(Rows from a figure dataset)
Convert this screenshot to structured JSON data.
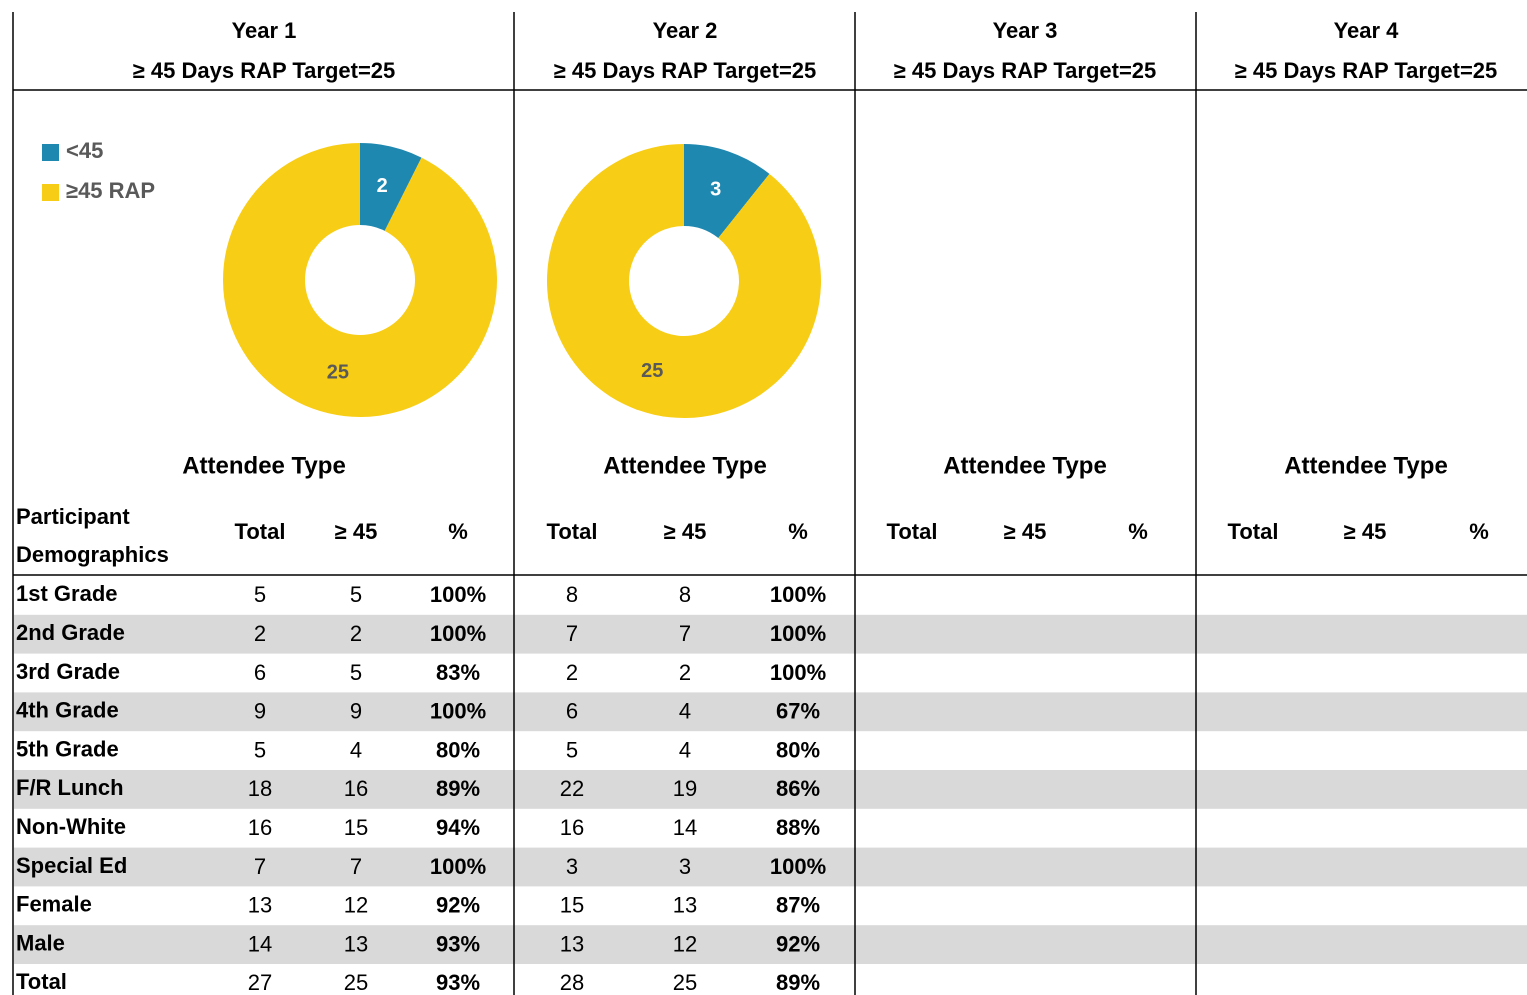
{
  "legend": {
    "labels": [
      "<45",
      "≥45 RAP"
    ],
    "colors": [
      "#1f88b0",
      "#f8cd15"
    ]
  },
  "row_header": "Participant Demographics",
  "rows": [
    "1st Grade",
    "2nd Grade",
    "3rd Grade",
    "4th Grade",
    "5th Grade",
    "F/R Lunch",
    "Non-White",
    "Special Ed",
    "Female",
    "Male",
    "Total"
  ],
  "years": [
    {
      "title": "Year 1",
      "subtitle": "≥ 45 Days RAP Target=25",
      "chart": {
        "type": "pie",
        "values": [
          2,
          25
        ]
      },
      "section": "Attendee Type",
      "columns": [
        "Total",
        "≥ 45",
        "%"
      ],
      "cells": [
        [
          5,
          5,
          "100%"
        ],
        [
          2,
          2,
          "100%"
        ],
        [
          6,
          5,
          "83%"
        ],
        [
          9,
          9,
          "100%"
        ],
        [
          5,
          4,
          "80%"
        ],
        [
          18,
          16,
          "89%"
        ],
        [
          16,
          15,
          "94%"
        ],
        [
          7,
          7,
          "100%"
        ],
        [
          13,
          12,
          "92%"
        ],
        [
          14,
          13,
          "93%"
        ],
        [
          27,
          25,
          "93%"
        ]
      ]
    },
    {
      "title": "Year 2",
      "subtitle": "≥ 45 Days RAP Target=25",
      "chart": {
        "type": "pie",
        "values": [
          3,
          25
        ]
      },
      "section": "Attendee Type",
      "columns": [
        "Total",
        "≥ 45",
        "%"
      ],
      "cells": [
        [
          8,
          8,
          "100%"
        ],
        [
          7,
          7,
          "100%"
        ],
        [
          2,
          2,
          "100%"
        ],
        [
          6,
          4,
          "67%"
        ],
        [
          5,
          4,
          "80%"
        ],
        [
          22,
          19,
          "86%"
        ],
        [
          16,
          14,
          "88%"
        ],
        [
          3,
          3,
          "100%"
        ],
        [
          15,
          13,
          "87%"
        ],
        [
          13,
          12,
          "92%"
        ],
        [
          28,
          25,
          "89%"
        ]
      ]
    },
    {
      "title": "Year 3",
      "subtitle": "≥ 45 Days RAP Target=25",
      "section": "Attendee Type",
      "columns": [
        "Total",
        "≥ 45",
        "%"
      ]
    },
    {
      "title": "Year 4",
      "subtitle": "≥ 45 Days RAP Target=25",
      "section": "Attendee Type",
      "columns": [
        "Total",
        "≥ 45",
        "%"
      ]
    }
  ]
}
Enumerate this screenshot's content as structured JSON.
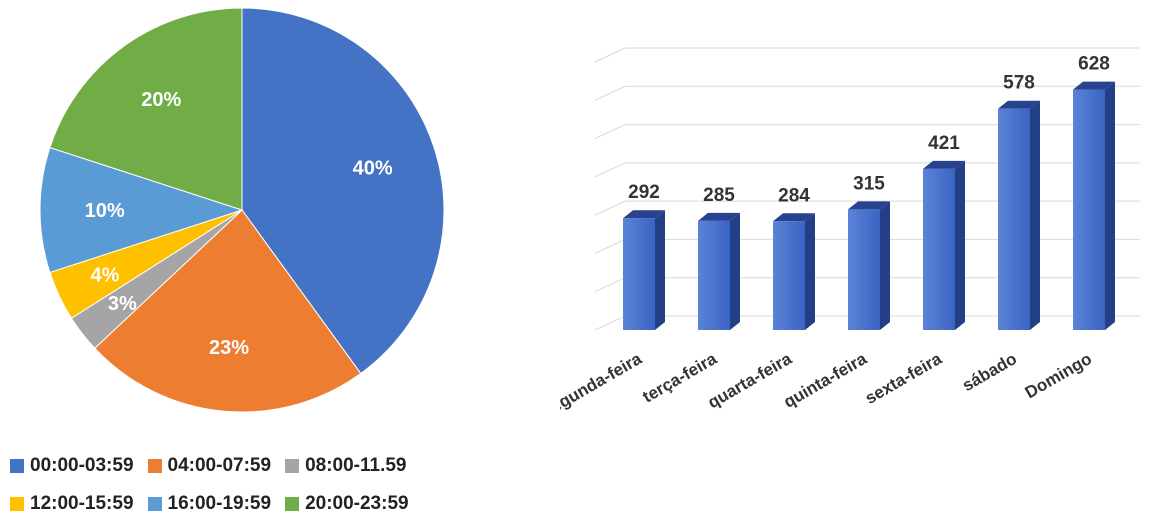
{
  "colors": {
    "slice_0": "#4472C4",
    "slice_1": "#ED7D31",
    "slice_2": "#A5A5A5",
    "slice_3": "#FFC000",
    "slice_4": "#5B9BD5",
    "slice_5": "#70AD47",
    "bar_front": "#3A64C4",
    "bar_top": "#27438F",
    "bar_side": "#233F86",
    "grid": "#d9d9d9",
    "label_text": "#333333"
  },
  "chart_data": [
    {
      "type": "pie",
      "title": "",
      "categories": [
        "00:00-03:59",
        "04:00-07:59",
        "08:00-11.59",
        "12:00-15:59",
        "16:00-19:59",
        "20:00-23:59"
      ],
      "values": [
        40,
        23,
        3,
        4,
        10,
        20
      ],
      "value_labels": [
        "40%",
        "23%",
        "3%",
        "4%",
        "10%",
        "20%"
      ],
      "legend_position": "bottom"
    },
    {
      "type": "bar",
      "title": "",
      "categories": [
        "segunda-feira",
        "terça-feira",
        "quarta-feira",
        "quinta-feira",
        "sexta-feira",
        "sábado",
        "Domingo"
      ],
      "values": [
        292,
        285,
        284,
        315,
        421,
        578,
        628
      ],
      "xlabel": "",
      "ylabel": "",
      "ylim": [
        0,
        700
      ],
      "grid": true,
      "style": "3d-column"
    }
  ]
}
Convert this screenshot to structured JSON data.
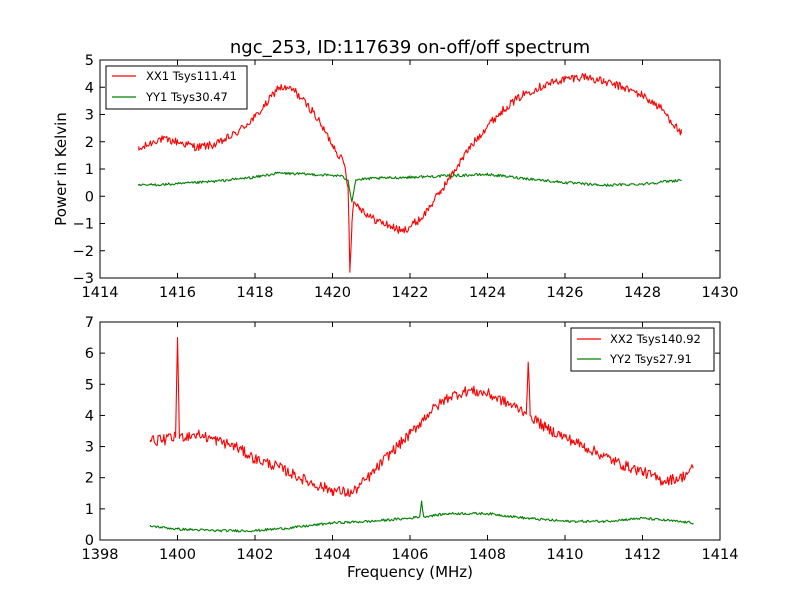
{
  "chart_data": [
    {
      "type": "line",
      "title": "ngc_253, ID:117639 on-off/off spectrum",
      "xlabel": "",
      "ylabel": "Power in Kelvin",
      "xlim": [
        1414,
        1430
      ],
      "ylim": [
        -3,
        5
      ],
      "xticks": [
        1414,
        1416,
        1418,
        1420,
        1422,
        1424,
        1426,
        1428,
        1430
      ],
      "yticks": [
        -3,
        -2,
        -1,
        0,
        1,
        2,
        3,
        4,
        5
      ],
      "grid": false,
      "legend_loc": "upper left",
      "series": [
        {
          "name": "XX1 Tsys111.41",
          "color": "#ff0000",
          "noise": 0.15,
          "x": [
            1415.0,
            1415.5,
            1416.0,
            1416.5,
            1417.0,
            1417.5,
            1418.0,
            1418.3,
            1418.6,
            1419.0,
            1419.5,
            1420.0,
            1420.3,
            1420.4,
            1420.45,
            1420.5,
            1420.55,
            1420.7,
            1421.0,
            1421.5,
            1421.8,
            1422.3,
            1422.8,
            1423.5,
            1424.0,
            1424.5,
            1425.0,
            1425.5,
            1426.0,
            1426.5,
            1427.0,
            1427.5,
            1428.0,
            1428.5,
            1429.0
          ],
          "y": [
            1.7,
            2.1,
            2.0,
            1.8,
            1.9,
            2.3,
            2.9,
            3.4,
            4.0,
            3.9,
            3.1,
            1.9,
            1.2,
            0.4,
            -2.7,
            -1.0,
            -0.2,
            -0.4,
            -0.8,
            -1.1,
            -1.3,
            -0.8,
            0.2,
            1.7,
            2.6,
            3.3,
            3.8,
            4.1,
            4.3,
            4.4,
            4.2,
            4.0,
            3.7,
            3.2,
            2.3
          ]
        },
        {
          "name": "YY1 Tsys30.47",
          "color": "#008000",
          "noise": 0.05,
          "x": [
            1415.0,
            1416.0,
            1417.0,
            1418.0,
            1418.6,
            1419.5,
            1420.2,
            1420.4,
            1420.5,
            1420.6,
            1421.0,
            1422.0,
            1423.0,
            1424.0,
            1425.0,
            1426.0,
            1427.0,
            1428.0,
            1429.0
          ],
          "y": [
            0.4,
            0.45,
            0.55,
            0.7,
            0.85,
            0.8,
            0.75,
            0.6,
            -0.2,
            0.6,
            0.65,
            0.7,
            0.75,
            0.8,
            0.65,
            0.5,
            0.4,
            0.45,
            0.6
          ]
        }
      ]
    },
    {
      "type": "line",
      "title": "",
      "xlabel": "Frequency (MHz)",
      "ylabel": "",
      "xlim": [
        1398,
        1414
      ],
      "ylim": [
        0,
        7
      ],
      "xticks": [
        1398,
        1400,
        1402,
        1404,
        1406,
        1408,
        1410,
        1412,
        1414
      ],
      "yticks": [
        0,
        1,
        2,
        3,
        4,
        5,
        6,
        7
      ],
      "grid": false,
      "legend_loc": "upper right",
      "series": [
        {
          "name": "XX2 Tsys140.92",
          "color": "#ff0000",
          "noise": 0.17,
          "x": [
            1399.3,
            1399.6,
            1399.95,
            1400.0,
            1400.05,
            1400.5,
            1401.0,
            1401.5,
            1402.0,
            1402.5,
            1403.0,
            1403.5,
            1404.0,
            1404.5,
            1405.0,
            1405.5,
            1406.0,
            1406.5,
            1407.0,
            1407.5,
            1408.0,
            1408.5,
            1409.0,
            1409.05,
            1409.1,
            1409.5,
            1410.0,
            1410.5,
            1411.0,
            1411.5,
            1412.0,
            1412.5,
            1413.0,
            1413.3
          ],
          "y": [
            3.2,
            3.2,
            3.3,
            6.5,
            3.3,
            3.4,
            3.2,
            3.0,
            2.6,
            2.4,
            2.1,
            1.8,
            1.6,
            1.5,
            2.1,
            2.8,
            3.4,
            4.1,
            4.6,
            4.8,
            4.7,
            4.4,
            4.1,
            5.7,
            4.0,
            3.6,
            3.3,
            3.0,
            2.7,
            2.4,
            2.2,
            1.9,
            2.0,
            2.3
          ]
        },
        {
          "name": "YY2 Tsys27.91",
          "color": "#008000",
          "noise": 0.04,
          "x": [
            1399.3,
            1400.0,
            1401.0,
            1402.0,
            1403.0,
            1404.0,
            1405.0,
            1406.0,
            1406.25,
            1406.3,
            1406.35,
            1407.0,
            1408.0,
            1409.0,
            1410.0,
            1411.0,
            1412.0,
            1413.3
          ],
          "y": [
            0.45,
            0.35,
            0.3,
            0.3,
            0.4,
            0.55,
            0.6,
            0.7,
            0.75,
            1.25,
            0.75,
            0.85,
            0.85,
            0.7,
            0.6,
            0.6,
            0.7,
            0.55
          ]
        }
      ]
    }
  ]
}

What you will do: Reproduce every line from the entries that holds the word "upper".

Result:
      "legend_loc": "upper left",
      "legend_loc": "upper right",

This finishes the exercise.